SET EXERCISE: Lift out all lines below that contain "Growth".

SUPPLIED MATERIAL:
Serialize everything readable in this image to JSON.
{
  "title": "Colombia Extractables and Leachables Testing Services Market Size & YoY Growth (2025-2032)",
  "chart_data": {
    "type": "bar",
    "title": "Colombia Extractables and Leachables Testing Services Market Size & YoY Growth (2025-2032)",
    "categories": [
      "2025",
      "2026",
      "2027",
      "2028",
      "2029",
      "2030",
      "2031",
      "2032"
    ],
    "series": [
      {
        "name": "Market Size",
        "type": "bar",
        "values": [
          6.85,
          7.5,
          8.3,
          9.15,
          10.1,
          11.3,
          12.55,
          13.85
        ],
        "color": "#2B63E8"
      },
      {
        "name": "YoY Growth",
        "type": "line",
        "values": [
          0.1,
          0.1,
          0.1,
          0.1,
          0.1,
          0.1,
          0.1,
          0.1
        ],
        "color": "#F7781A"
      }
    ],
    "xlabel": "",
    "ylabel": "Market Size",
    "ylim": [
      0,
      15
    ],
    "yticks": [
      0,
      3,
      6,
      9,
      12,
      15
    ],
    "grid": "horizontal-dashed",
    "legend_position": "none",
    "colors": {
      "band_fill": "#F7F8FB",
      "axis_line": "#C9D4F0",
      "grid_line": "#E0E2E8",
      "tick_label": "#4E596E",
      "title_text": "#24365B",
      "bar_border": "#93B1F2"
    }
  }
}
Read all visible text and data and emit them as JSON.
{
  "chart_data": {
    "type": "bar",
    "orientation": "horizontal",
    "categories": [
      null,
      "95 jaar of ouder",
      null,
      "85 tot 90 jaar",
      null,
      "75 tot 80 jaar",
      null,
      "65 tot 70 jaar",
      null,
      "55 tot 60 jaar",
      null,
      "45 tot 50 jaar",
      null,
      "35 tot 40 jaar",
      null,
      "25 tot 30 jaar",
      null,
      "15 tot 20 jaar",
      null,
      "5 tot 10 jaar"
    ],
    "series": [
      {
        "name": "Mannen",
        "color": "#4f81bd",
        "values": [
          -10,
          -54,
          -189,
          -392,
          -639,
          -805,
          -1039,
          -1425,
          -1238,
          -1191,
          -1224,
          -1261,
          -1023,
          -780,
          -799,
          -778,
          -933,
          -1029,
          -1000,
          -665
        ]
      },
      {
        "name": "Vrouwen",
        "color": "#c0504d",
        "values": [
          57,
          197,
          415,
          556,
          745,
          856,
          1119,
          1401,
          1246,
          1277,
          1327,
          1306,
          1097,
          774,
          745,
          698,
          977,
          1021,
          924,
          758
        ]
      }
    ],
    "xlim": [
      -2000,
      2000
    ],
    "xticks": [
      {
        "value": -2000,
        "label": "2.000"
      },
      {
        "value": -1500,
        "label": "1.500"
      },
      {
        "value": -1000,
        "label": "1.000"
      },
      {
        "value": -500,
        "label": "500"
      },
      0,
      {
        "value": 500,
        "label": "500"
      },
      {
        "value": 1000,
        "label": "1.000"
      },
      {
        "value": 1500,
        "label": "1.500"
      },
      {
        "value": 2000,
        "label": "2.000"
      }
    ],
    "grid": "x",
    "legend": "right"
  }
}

RESULT:
  "title": "Colombia Extractables and Leachables Testing Services Market Size & YoY Growth (2025-2032)",
    "title": "Colombia Extractables and Leachables Testing Services Market Size & YoY Growth (2025-2032)",
        "name": "YoY Growth",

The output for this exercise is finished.